- [Goal]:
Take the material below and write it all out again exactly.

- [Data listing]:
****
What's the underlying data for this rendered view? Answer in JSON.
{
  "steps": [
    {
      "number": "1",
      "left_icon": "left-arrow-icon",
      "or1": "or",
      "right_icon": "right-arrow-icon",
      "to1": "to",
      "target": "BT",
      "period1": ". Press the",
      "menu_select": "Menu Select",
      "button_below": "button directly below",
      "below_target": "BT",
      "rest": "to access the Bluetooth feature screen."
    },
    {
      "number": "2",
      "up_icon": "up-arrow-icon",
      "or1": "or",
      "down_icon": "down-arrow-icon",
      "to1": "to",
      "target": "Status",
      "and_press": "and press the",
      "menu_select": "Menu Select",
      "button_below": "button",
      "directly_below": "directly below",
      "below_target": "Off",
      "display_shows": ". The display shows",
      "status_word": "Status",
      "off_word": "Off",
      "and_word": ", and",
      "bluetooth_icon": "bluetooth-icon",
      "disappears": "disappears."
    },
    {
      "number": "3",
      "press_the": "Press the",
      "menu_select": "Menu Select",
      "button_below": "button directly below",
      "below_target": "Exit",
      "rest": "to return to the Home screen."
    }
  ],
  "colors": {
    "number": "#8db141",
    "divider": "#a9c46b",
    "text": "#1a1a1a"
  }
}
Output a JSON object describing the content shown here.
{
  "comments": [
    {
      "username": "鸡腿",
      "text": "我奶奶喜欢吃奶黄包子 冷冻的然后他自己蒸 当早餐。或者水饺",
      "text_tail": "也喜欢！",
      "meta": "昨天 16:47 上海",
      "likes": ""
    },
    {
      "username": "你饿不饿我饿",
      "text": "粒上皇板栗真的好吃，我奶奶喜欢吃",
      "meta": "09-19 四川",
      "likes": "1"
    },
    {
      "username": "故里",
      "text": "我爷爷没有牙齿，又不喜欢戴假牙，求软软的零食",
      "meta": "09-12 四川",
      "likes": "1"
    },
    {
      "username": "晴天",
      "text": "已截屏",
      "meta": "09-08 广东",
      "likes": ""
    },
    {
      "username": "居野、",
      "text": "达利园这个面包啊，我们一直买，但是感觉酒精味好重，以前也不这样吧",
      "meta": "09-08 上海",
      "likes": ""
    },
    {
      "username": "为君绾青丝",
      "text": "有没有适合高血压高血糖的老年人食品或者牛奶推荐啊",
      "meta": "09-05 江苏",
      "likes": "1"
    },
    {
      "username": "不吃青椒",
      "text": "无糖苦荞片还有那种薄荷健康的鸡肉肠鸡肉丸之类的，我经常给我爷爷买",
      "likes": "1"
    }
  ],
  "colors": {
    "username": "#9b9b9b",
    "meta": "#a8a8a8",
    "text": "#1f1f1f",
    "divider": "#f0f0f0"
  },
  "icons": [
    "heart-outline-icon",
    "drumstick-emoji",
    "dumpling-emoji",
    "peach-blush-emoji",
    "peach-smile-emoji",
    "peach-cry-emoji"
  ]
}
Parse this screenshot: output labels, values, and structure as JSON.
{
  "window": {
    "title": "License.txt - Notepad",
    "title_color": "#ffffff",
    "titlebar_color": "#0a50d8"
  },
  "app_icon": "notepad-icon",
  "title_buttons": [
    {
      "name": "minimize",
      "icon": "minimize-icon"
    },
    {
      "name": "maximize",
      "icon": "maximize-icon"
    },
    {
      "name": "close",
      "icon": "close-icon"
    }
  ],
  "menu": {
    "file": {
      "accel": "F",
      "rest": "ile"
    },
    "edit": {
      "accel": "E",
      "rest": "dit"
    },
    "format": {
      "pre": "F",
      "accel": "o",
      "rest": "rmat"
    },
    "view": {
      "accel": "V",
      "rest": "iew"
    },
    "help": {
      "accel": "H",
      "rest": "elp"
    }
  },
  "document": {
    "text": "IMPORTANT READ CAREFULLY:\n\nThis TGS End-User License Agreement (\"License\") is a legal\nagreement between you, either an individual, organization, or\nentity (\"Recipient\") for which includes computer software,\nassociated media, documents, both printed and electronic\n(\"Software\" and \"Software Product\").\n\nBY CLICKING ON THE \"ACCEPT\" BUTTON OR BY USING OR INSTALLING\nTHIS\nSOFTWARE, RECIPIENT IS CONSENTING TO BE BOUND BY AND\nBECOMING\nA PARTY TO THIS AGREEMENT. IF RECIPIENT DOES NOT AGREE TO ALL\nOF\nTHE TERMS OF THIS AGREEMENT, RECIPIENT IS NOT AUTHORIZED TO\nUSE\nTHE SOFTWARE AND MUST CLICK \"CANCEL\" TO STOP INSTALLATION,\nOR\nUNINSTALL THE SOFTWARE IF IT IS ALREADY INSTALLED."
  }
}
****
- [Answer]:
What's the underlying data for this rendered view? Answer in JSON.
{
  "steps": [
    {
      "number": "1",
      "left_icon": "left-arrow-icon",
      "or1": "or",
      "right_icon": "right-arrow-icon",
      "to1": "to",
      "target": "BT",
      "period1": ". Press the",
      "menu_select": "Menu Select",
      "button_below": "button directly below",
      "below_target": "BT",
      "rest": "to access the Bluetooth feature screen."
    },
    {
      "number": "2",
      "up_icon": "up-arrow-icon",
      "or1": "or",
      "down_icon": "down-arrow-icon",
      "to1": "to",
      "target": "Status",
      "and_press": "and press the",
      "menu_select": "Menu Select",
      "button_below": "button",
      "directly_below": "directly below",
      "below_target": "Off",
      "display_shows": ". The display shows",
      "status_word": "Status",
      "off_word": "Off",
      "and_word": ", and",
      "bluetooth_icon": "bluetooth-icon",
      "disappears": "disappears."
    },
    {
      "number": "3",
      "press_the": "Press the",
      "menu_select": "Menu Select",
      "button_below": "button directly below",
      "below_target": "Exit",
      "rest": "to return to the Home screen."
    }
  ],
  "colors": {
    "number": "#8db141",
    "divider": "#a9c46b",
    "text": "#1a1a1a"
  }
}
Output a JSON object describing the content shown here.
{
  "comments": [
    {
      "username": "鸡腿",
      "text": "我奶奶喜欢吃奶黄包子 冷冻的然后他自己蒸 当早餐。或者水饺",
      "text_tail": "也喜欢！",
      "meta": "昨天 16:47 上海",
      "likes": ""
    },
    {
      "username": "你饿不饿我饿",
      "text": "粒上皇板栗真的好吃，我奶奶喜欢吃",
      "meta": "09-19 四川",
      "likes": "1"
    },
    {
      "username": "故里",
      "text": "我爷爷没有牙齿，又不喜欢戴假牙，求软软的零食",
      "meta": "09-12 四川",
      "likes": "1"
    },
    {
      "username": "晴天",
      "text": "已截屏",
      "meta": "09-08 广东",
      "likes": ""
    },
    {
      "username": "居野、",
      "text": "达利园这个面包啊，我们一直买，但是感觉酒精味好重，以前也不这样吧",
      "meta": "09-08 上海",
      "likes": ""
    },
    {
      "username": "为君绾青丝",
      "text": "有没有适合高血压高血糖的老年人食品或者牛奶推荐啊",
      "meta": "09-05 江苏",
      "likes": "1"
    },
    {
      "username": "不吃青椒",
      "text": "无糖苦荞片还有那种薄荷健康的鸡肉肠鸡肉丸之类的，我经常给我爷爷买",
      "likes": "1"
    }
  ],
  "colors": {
    "username": "#9b9b9b",
    "meta": "#a8a8a8",
    "text": "#1f1f1f",
    "divider": "#f0f0f0"
  },
  "icons": [
    "heart-outline-icon",
    "drumstick-emoji",
    "dumpling-emoji",
    "peach-blush-emoji",
    "peach-smile-emoji",
    "peach-cry-emoji"
  ]
}
Parse this screenshot: output labels, values, and structure as JSON.
{
  "window": {
    "title": "License.txt - Notepad",
    "title_color": "#ffffff",
    "titlebar_color": "#0a50d8"
  },
  "app_icon": "notepad-icon",
  "title_buttons": [
    {
      "name": "minimize",
      "icon": "minimize-icon"
    },
    {
      "name": "maximize",
      "icon": "maximize-icon"
    },
    {
      "name": "close",
      "icon": "close-icon"
    }
  ],
  "menu": {
    "file": {
      "accel": "F",
      "rest": "ile"
    },
    "edit": {
      "accel": "E",
      "rest": "dit"
    },
    "format": {
      "pre": "F",
      "accel": "o",
      "rest": "rmat"
    },
    "view": {
      "accel": "V",
      "rest": "iew"
    },
    "help": {
      "accel": "H",
      "rest": "elp"
    }
  },
  "document": {
    "text": "IMPORTANT READ CAREFULLY:\n\nThis TGS End-User License Agreement (\"License\") is a legal\nagreement between you, either an individual, organization, or\nentity (\"Recipient\") for which includes computer software,\nassociated media, documents, both printed and electronic\n(\"Software\" and \"Software Product\").\n\nBY CLICKING ON THE \"ACCEPT\" BUTTON OR BY USING OR INSTALLING\nTHIS\nSOFTWARE, RECIPIENT IS CONSENTING TO BE BOUND BY AND\nBECOMING\nA PARTY TO THIS AGREEMENT. IF RECIPIENT DOES NOT AGREE TO ALL\nOF\nTHE TERMS OF THIS AGREEMENT, RECIPIENT IS NOT AUTHORIZED TO\nUSE\nTHE SOFTWARE AND MUST CLICK \"CANCEL\" TO STOP INSTALLATION,\nOR\nUNINSTALL THE SOFTWARE IF IT IS ALREADY INSTALLED."
  }
}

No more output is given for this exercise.